→ **Directions**:
Copy every entry exactly.

Recorded data
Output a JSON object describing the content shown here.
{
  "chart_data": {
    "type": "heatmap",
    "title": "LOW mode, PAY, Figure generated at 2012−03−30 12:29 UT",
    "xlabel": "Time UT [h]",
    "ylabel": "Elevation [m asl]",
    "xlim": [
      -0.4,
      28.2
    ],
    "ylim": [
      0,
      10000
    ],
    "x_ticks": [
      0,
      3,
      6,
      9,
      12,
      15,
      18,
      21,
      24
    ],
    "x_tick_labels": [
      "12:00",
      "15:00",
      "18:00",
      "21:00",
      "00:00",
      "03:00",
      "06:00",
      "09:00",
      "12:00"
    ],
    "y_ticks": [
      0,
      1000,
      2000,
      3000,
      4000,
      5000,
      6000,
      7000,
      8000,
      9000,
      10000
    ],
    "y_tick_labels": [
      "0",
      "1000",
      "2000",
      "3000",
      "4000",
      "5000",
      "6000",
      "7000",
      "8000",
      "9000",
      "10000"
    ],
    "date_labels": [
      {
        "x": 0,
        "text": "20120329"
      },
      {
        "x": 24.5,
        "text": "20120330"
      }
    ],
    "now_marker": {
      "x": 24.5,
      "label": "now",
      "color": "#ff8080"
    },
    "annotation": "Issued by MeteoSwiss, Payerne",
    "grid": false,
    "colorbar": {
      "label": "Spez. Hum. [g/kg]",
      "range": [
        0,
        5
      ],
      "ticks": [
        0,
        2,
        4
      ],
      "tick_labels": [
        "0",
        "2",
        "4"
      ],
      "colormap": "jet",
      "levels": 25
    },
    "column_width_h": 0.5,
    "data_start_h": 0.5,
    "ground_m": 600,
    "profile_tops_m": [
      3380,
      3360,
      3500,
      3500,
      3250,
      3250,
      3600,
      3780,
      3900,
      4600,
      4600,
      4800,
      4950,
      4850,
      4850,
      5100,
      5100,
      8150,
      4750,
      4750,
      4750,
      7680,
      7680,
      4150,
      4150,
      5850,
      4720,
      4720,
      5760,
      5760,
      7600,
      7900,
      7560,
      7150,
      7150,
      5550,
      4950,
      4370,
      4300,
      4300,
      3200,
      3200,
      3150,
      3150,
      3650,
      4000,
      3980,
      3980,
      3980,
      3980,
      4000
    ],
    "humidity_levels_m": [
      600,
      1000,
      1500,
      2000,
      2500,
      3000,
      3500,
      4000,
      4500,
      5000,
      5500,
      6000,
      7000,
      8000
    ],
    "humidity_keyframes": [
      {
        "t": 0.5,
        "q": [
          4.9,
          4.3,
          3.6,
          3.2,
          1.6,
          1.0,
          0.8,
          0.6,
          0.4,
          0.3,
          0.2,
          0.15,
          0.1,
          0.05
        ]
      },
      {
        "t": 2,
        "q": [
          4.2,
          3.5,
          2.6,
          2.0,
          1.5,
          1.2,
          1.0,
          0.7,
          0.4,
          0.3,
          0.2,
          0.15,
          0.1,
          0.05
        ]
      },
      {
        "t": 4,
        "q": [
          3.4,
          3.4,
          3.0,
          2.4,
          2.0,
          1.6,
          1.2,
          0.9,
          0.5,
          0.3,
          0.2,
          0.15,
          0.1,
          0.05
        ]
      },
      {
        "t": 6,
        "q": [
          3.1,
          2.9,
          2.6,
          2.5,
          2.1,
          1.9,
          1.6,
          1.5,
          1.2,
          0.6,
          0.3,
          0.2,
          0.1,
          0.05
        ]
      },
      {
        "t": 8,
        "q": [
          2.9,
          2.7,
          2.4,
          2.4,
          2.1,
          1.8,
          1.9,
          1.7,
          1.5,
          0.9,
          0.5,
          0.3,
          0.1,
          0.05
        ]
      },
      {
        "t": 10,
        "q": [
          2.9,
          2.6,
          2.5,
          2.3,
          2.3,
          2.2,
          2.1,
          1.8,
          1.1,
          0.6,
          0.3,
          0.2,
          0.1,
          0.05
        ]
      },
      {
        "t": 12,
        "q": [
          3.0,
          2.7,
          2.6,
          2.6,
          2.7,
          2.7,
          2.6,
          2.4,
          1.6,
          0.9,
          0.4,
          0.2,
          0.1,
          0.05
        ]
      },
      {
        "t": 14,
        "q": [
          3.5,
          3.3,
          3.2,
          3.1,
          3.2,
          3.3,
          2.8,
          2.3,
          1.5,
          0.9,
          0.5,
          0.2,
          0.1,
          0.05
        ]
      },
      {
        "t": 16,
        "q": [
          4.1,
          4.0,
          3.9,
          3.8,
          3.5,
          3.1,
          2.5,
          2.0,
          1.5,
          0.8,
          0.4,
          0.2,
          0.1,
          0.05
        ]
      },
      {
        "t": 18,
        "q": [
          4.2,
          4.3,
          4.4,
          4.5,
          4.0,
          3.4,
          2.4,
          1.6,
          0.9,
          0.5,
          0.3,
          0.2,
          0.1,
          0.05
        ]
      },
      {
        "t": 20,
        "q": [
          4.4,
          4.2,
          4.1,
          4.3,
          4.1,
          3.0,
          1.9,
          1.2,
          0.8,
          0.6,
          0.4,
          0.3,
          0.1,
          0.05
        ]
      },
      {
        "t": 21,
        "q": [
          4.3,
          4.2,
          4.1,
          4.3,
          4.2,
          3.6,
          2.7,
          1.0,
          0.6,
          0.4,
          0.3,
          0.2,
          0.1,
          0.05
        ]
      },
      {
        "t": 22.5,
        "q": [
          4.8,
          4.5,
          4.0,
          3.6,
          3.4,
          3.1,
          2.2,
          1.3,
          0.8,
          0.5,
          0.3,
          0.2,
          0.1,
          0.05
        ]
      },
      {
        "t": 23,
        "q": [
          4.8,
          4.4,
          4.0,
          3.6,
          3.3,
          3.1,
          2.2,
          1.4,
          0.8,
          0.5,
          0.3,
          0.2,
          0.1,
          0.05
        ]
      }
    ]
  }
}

→ **Output for this exercise**:
Output a JSON object describing the content shown here.
{
  "chart_data": {
    "type": "heatmap",
    "title": "LOW mode, PAY, Figure generated at 2012−03−30 12:29 UT",
    "xlabel": "Time UT [h]",
    "ylabel": "Elevation [m asl]",
    "xlim": [
      -0.4,
      28.2
    ],
    "ylim": [
      0,
      10000
    ],
    "x_ticks": [
      0,
      3,
      6,
      9,
      12,
      15,
      18,
      21,
      24
    ],
    "x_tick_labels": [
      "12:00",
      "15:00",
      "18:00",
      "21:00",
      "00:00",
      "03:00",
      "06:00",
      "09:00",
      "12:00"
    ],
    "y_ticks": [
      0,
      1000,
      2000,
      3000,
      4000,
      5000,
      6000,
      7000,
      8000,
      9000,
      10000
    ],
    "y_tick_labels": [
      "0",
      "1000",
      "2000",
      "3000",
      "4000",
      "5000",
      "6000",
      "7000",
      "8000",
      "9000",
      "10000"
    ],
    "date_labels": [
      {
        "x": 0,
        "text": "20120329"
      },
      {
        "x": 24.5,
        "text": "20120330"
      }
    ],
    "now_marker": {
      "x": 24.5,
      "label": "now",
      "color": "#ff8080"
    },
    "annotation": "Issued by MeteoSwiss, Payerne",
    "grid": false,
    "colorbar": {
      "label": "Spez. Hum. [g/kg]",
      "range": [
        0,
        5
      ],
      "ticks": [
        0,
        2,
        4
      ],
      "tick_labels": [
        "0",
        "2",
        "4"
      ],
      "colormap": "jet",
      "levels": 25
    },
    "column_width_h": 0.5,
    "data_start_h": 0.5,
    "ground_m": 600,
    "profile_tops_m": [
      3380,
      3360,
      3500,
      3500,
      3250,
      3250,
      3600,
      3780,
      3900,
      4600,
      4600,
      4800,
      4950,
      4850,
      4850,
      5100,
      5100,
      8150,
      4750,
      4750,
      4750,
      7680,
      7680,
      4150,
      4150,
      5850,
      4720,
      4720,
      5760,
      5760,
      7600,
      7900,
      7560,
      7150,
      7150,
      5550,
      4950,
      4370,
      4300,
      4300,
      3200,
      3200,
      3150,
      3150,
      3650,
      4000,
      3980,
      3980,
      3980,
      3980,
      4000
    ],
    "humidity_levels_m": [
      600,
      1000,
      1500,
      2000,
      2500,
      3000,
      3500,
      4000,
      4500,
      5000,
      5500,
      6000,
      7000,
      8000
    ],
    "humidity_keyframes": [
      {
        "t": 0.5,
        "q": [
          4.9,
          4.3,
          3.6,
          3.2,
          1.6,
          1.0,
          0.8,
          0.6,
          0.4,
          0.3,
          0.2,
          0.15,
          0.1,
          0.05
        ]
      },
      {
        "t": 2,
        "q": [
          4.2,
          3.5,
          2.6,
          2.0,
          1.5,
          1.2,
          1.0,
          0.7,
          0.4,
          0.3,
          0.2,
          0.15,
          0.1,
          0.05
        ]
      },
      {
        "t": 4,
        "q": [
          3.4,
          3.4,
          3.0,
          2.4,
          2.0,
          1.6,
          1.2,
          0.9,
          0.5,
          0.3,
          0.2,
          0.15,
          0.1,
          0.05
        ]
      },
      {
        "t": 6,
        "q": [
          3.1,
          2.9,
          2.6,
          2.5,
          2.1,
          1.9,
          1.6,
          1.5,
          1.2,
          0.6,
          0.3,
          0.2,
          0.1,
          0.05
        ]
      },
      {
        "t": 8,
        "q": [
          2.9,
          2.7,
          2.4,
          2.4,
          2.1,
          1.8,
          1.9,
          1.7,
          1.5,
          0.9,
          0.5,
          0.3,
          0.1,
          0.05
        ]
      },
      {
        "t": 10,
        "q": [
          2.9,
          2.6,
          2.5,
          2.3,
          2.3,
          2.2,
          2.1,
          1.8,
          1.1,
          0.6,
          0.3,
          0.2,
          0.1,
          0.05
        ]
      },
      {
        "t": 12,
        "q": [
          3.0,
          2.7,
          2.6,
          2.6,
          2.7,
          2.7,
          2.6,
          2.4,
          1.6,
          0.9,
          0.4,
          0.2,
          0.1,
          0.05
        ]
      },
      {
        "t": 14,
        "q": [
          3.5,
          3.3,
          3.2,
          3.1,
          3.2,
          3.3,
          2.8,
          2.3,
          1.5,
          0.9,
          0.5,
          0.2,
          0.1,
          0.05
        ]
      },
      {
        "t": 16,
        "q": [
          4.1,
          4.0,
          3.9,
          3.8,
          3.5,
          3.1,
          2.5,
          2.0,
          1.5,
          0.8,
          0.4,
          0.2,
          0.1,
          0.05
        ]
      },
      {
        "t": 18,
        "q": [
          4.2,
          4.3,
          4.4,
          4.5,
          4.0,
          3.4,
          2.4,
          1.6,
          0.9,
          0.5,
          0.3,
          0.2,
          0.1,
          0.05
        ]
      },
      {
        "t": 20,
        "q": [
          4.4,
          4.2,
          4.1,
          4.3,
          4.1,
          3.0,
          1.9,
          1.2,
          0.8,
          0.6,
          0.4,
          0.3,
          0.1,
          0.05
        ]
      },
      {
        "t": 21,
        "q": [
          4.3,
          4.2,
          4.1,
          4.3,
          4.2,
          3.6,
          2.7,
          1.0,
          0.6,
          0.4,
          0.3,
          0.2,
          0.1,
          0.05
        ]
      },
      {
        "t": 22.5,
        "q": [
          4.8,
          4.5,
          4.0,
          3.6,
          3.4,
          3.1,
          2.2,
          1.3,
          0.8,
          0.5,
          0.3,
          0.2,
          0.1,
          0.05
        ]
      },
      {
        "t": 23,
        "q": [
          4.8,
          4.4,
          4.0,
          3.6,
          3.3,
          3.1,
          2.2,
          1.4,
          0.8,
          0.5,
          0.3,
          0.2,
          0.1,
          0.05
        ]
      }
    ]
  }
}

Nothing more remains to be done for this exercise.